**Set exercise**
Every record below should be written out exactly; pictures stay out.

Collected data
● ● ● ●
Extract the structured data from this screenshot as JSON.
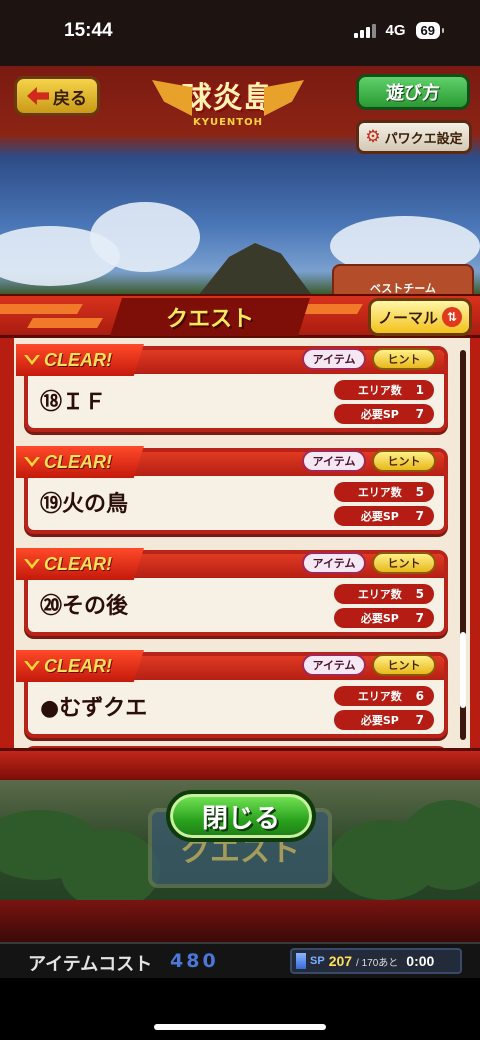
{
  "status": {
    "time": "15:44",
    "network": "4G",
    "battery": "69"
  },
  "top": {
    "back_label": "戻る",
    "logo_main": "球炎島",
    "logo_sub": "KYUENTOH",
    "help_label": "遊び方",
    "settings_label": "パワクエ設定",
    "best_team_label": "ベストチーム"
  },
  "quest_panel": {
    "title": "クエスト",
    "mode_label": "ノーマル",
    "items": [
      {
        "badge": "CLEAR!",
        "item_label": "アイテム",
        "hint_label": "ヒント",
        "name": "⑱ＩＦ",
        "area_label": "エリア数",
        "area_value": "1",
        "sp_label": "必要SP",
        "sp_value": "7"
      },
      {
        "badge": "CLEAR!",
        "item_label": "アイテム",
        "hint_label": "ヒント",
        "name": "⑲火の鳥",
        "area_label": "エリア数",
        "area_value": "5",
        "sp_label": "必要SP",
        "sp_value": "7"
      },
      {
        "badge": "CLEAR!",
        "item_label": "アイテム",
        "hint_label": "ヒント",
        "name": "⑳その後",
        "area_label": "エリア数",
        "area_value": "5",
        "sp_label": "必要SP",
        "sp_value": "7"
      },
      {
        "badge": "CLEAR!",
        "item_label": "アイテム",
        "hint_label": "ヒント",
        "name": "●むずクエ",
        "area_label": "エリア数",
        "area_value": "6",
        "sp_label": "必要SP",
        "sp_value": "7"
      }
    ]
  },
  "close_label": "閉じる",
  "sign_label": "クエスト",
  "bottom": {
    "cost_label": "アイテムコスト",
    "cost_value": "480",
    "sp_label": "SP",
    "sp_value": "207",
    "sp_sub": "/ 170あと",
    "sp_time": "0:00"
  },
  "colors": {
    "accent_red": "#b51d14",
    "clear_yellow": "#ffe05a",
    "close_green": "#2aa21e"
  }
}
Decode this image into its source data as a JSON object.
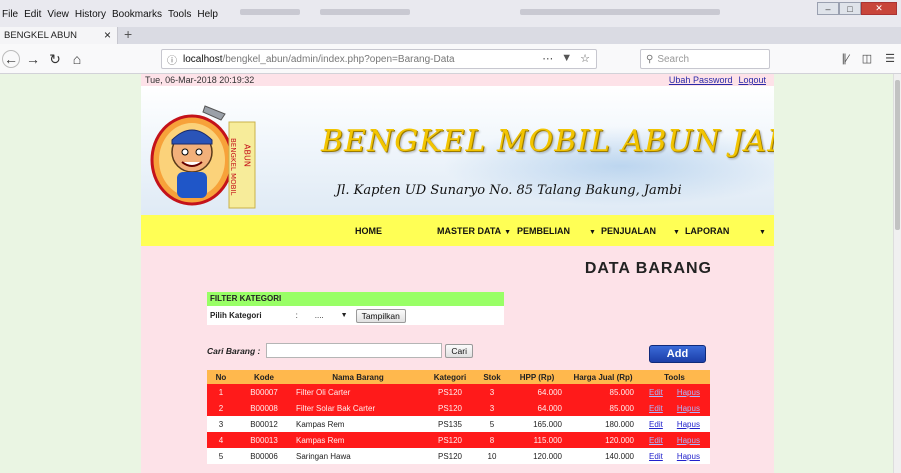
{
  "browser": {
    "menu": [
      "File",
      "Edit",
      "View",
      "History",
      "Bookmarks",
      "Tools",
      "Help"
    ],
    "tab_title": "BENGKEL ABUN",
    "url_host": "localhost",
    "url_path": "/bengkel_abun/admin/index.php?open=Barang-Data",
    "search_placeholder": "Search"
  },
  "topline": {
    "date": "Tue, 06-Mar-2018 20:19:32",
    "change_password": "Ubah Password",
    "logout": "Logout"
  },
  "banner": {
    "title": "BENGKEL MOBIL ABUN JAMBI",
    "subtitle": "Jl. Kapten UD Sunaryo No. 85 Talang Bakung, Jambi",
    "logo_text_left": "BENGKEL MOBIL",
    "logo_text_right": "ABUN"
  },
  "nav": {
    "home": "HOME",
    "master": "MASTER DATA",
    "pembelian": "PEMBELIAN",
    "penjualan": "PENJUALAN",
    "laporan": "LAPORAN"
  },
  "page_title": "DATA BARANG",
  "filter": {
    "header": "FILTER KATEGORI",
    "label": "Pilih Kategori",
    "colon": ":",
    "selected": "....",
    "button": "Tampilkan"
  },
  "search": {
    "label": "Cari Barang :",
    "value": "",
    "button": "Cari"
  },
  "add_button": "Add",
  "table": {
    "columns": [
      "No",
      "Kode",
      "Nama Barang",
      "Kategori",
      "Stok",
      "HPP (Rp)",
      "Harga Jual (Rp)",
      "Tools"
    ],
    "rows": [
      {
        "no": "1",
        "kode": "B00007",
        "nama": "Filter Oli Carter",
        "kategori": "PS120",
        "stok": "3",
        "hpp": "64.000",
        "jual": "85.000",
        "edit": "Edit",
        "hapus": "Hapus",
        "low": true
      },
      {
        "no": "2",
        "kode": "B00008",
        "nama": "Filter Solar Bak Carter",
        "kategori": "PS120",
        "stok": "3",
        "hpp": "64.000",
        "jual": "85.000",
        "edit": "Edit",
        "hapus": "Hapus",
        "low": true
      },
      {
        "no": "3",
        "kode": "B00012",
        "nama": "Kampas Rem",
        "kategori": "PS135",
        "stok": "5",
        "hpp": "165.000",
        "jual": "180.000",
        "edit": "Edit",
        "hapus": "Hapus",
        "low": false
      },
      {
        "no": "4",
        "kode": "B00013",
        "nama": "Kampas Rem",
        "kategori": "PS120",
        "stok": "8",
        "hpp": "115.000",
        "jual": "120.000",
        "edit": "Edit",
        "hapus": "Hapus",
        "low": true
      },
      {
        "no": "5",
        "kode": "B00006",
        "nama": "Saringan Hawa",
        "kategori": "PS120",
        "stok": "10",
        "hpp": "120.000",
        "jual": "140.000",
        "edit": "Edit",
        "hapus": "Hapus",
        "low": false
      }
    ]
  },
  "colors": {
    "page_bg": "#eaf5e3",
    "content_bg": "#fde2e8",
    "nav_bg": "#ffff55",
    "filter_header": "#99ff66",
    "table_header": "#ffb84d",
    "low_stock_row": "#ff1a1a",
    "title_gold": "#f2c400"
  }
}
● ● ● ●
**Correct response**
Extract the structured data from this screenshot as JSON.
{
  "status": {
    "time": "15:44",
    "network": "4G",
    "battery": "69"
  },
  "top": {
    "back_label": "戻る",
    "logo_main": "球炎島",
    "logo_sub": "KYUENTOH",
    "help_label": "遊び方",
    "settings_label": "パワクエ設定",
    "best_team_label": "ベストチーム"
  },
  "quest_panel": {
    "title": "クエスト",
    "mode_label": "ノーマル",
    "items": [
      {
        "badge": "CLEAR!",
        "item_label": "アイテム",
        "hint_label": "ヒント",
        "name": "⑱ＩＦ",
        "area_label": "エリア数",
        "area_value": "1",
        "sp_label": "必要SP",
        "sp_value": "7"
      },
      {
        "badge": "CLEAR!",
        "item_label": "アイテム",
        "hint_label": "ヒント",
        "name": "⑲火の鳥",
        "area_label": "エリア数",
        "area_value": "5",
        "sp_label": "必要SP",
        "sp_value": "7"
      },
      {
        "badge": "CLEAR!",
        "item_label": "アイテム",
        "hint_label": "ヒント",
        "name": "⑳その後",
        "area_label": "エリア数",
        "area_value": "5",
        "sp_label": "必要SP",
        "sp_value": "7"
      },
      {
        "badge": "CLEAR!",
        "item_label": "アイテム",
        "hint_label": "ヒント",
        "name": "●むずクエ",
        "area_label": "エリア数",
        "area_value": "6",
        "sp_label": "必要SP",
        "sp_value": "7"
      }
    ]
  },
  "close_label": "閉じる",
  "sign_label": "クエスト",
  "bottom": {
    "cost_label": "アイテムコスト",
    "cost_value": "480",
    "sp_label": "SP",
    "sp_value": "207",
    "sp_sub": "/ 170あと",
    "sp_time": "0:00"
  },
  "colors": {
    "accent_red": "#b51d14",
    "clear_yellow": "#ffe05a",
    "close_green": "#2aa21e"
  }
}
Decode this image into its source data as a JSON object.
{
  "browser": {
    "menu": [
      "File",
      "Edit",
      "View",
      "History",
      "Bookmarks",
      "Tools",
      "Help"
    ],
    "tab_title": "BENGKEL ABUN",
    "url_host": "localhost",
    "url_path": "/bengkel_abun/admin/index.php?open=Barang-Data",
    "search_placeholder": "Search"
  },
  "topline": {
    "date": "Tue, 06-Mar-2018 20:19:32",
    "change_password": "Ubah Password",
    "logout": "Logout"
  },
  "banner": {
    "title": "BENGKEL MOBIL ABUN JAMBI",
    "subtitle": "Jl. Kapten UD Sunaryo No. 85 Talang Bakung, Jambi",
    "logo_text_left": "BENGKEL MOBIL",
    "logo_text_right": "ABUN"
  },
  "nav": {
    "home": "HOME",
    "master": "MASTER DATA",
    "pembelian": "PEMBELIAN",
    "penjualan": "PENJUALAN",
    "laporan": "LAPORAN"
  },
  "page_title": "DATA BARANG",
  "filter": {
    "header": "FILTER KATEGORI",
    "label": "Pilih Kategori",
    "colon": ":",
    "selected": "....",
    "button": "Tampilkan"
  },
  "search": {
    "label": "Cari Barang :",
    "value": "",
    "button": "Cari"
  },
  "add_button": "Add",
  "table": {
    "columns": [
      "No",
      "Kode",
      "Nama Barang",
      "Kategori",
      "Stok",
      "HPP (Rp)",
      "Harga Jual (Rp)",
      "Tools"
    ],
    "rows": [
      {
        "no": "1",
        "kode": "B00007",
        "nama": "Filter Oli Carter",
        "kategori": "PS120",
        "stok": "3",
        "hpp": "64.000",
        "jual": "85.000",
        "edit": "Edit",
        "hapus": "Hapus",
        "low": true
      },
      {
        "no": "2",
        "kode": "B00008",
        "nama": "Filter Solar Bak Carter",
        "kategori": "PS120",
        "stok": "3",
        "hpp": "64.000",
        "jual": "85.000",
        "edit": "Edit",
        "hapus": "Hapus",
        "low": true
      },
      {
        "no": "3",
        "kode": "B00012",
        "nama": "Kampas Rem",
        "kategori": "PS135",
        "stok": "5",
        "hpp": "165.000",
        "jual": "180.000",
        "edit": "Edit",
        "hapus": "Hapus",
        "low": false
      },
      {
        "no": "4",
        "kode": "B00013",
        "nama": "Kampas Rem",
        "kategori": "PS120",
        "stok": "8",
        "hpp": "115.000",
        "jual": "120.000",
        "edit": "Edit",
        "hapus": "Hapus",
        "low": true
      },
      {
        "no": "5",
        "kode": "B00006",
        "nama": "Saringan Hawa",
        "kategori": "PS120",
        "stok": "10",
        "hpp": "120.000",
        "jual": "140.000",
        "edit": "Edit",
        "hapus": "Hapus",
        "low": false
      }
    ]
  },
  "colors": {
    "page_bg": "#eaf5e3",
    "content_bg": "#fde2e8",
    "nav_bg": "#ffff55",
    "filter_header": "#99ff66",
    "table_header": "#ffb84d",
    "low_stock_row": "#ff1a1a",
    "title_gold": "#f2c400"
  }
}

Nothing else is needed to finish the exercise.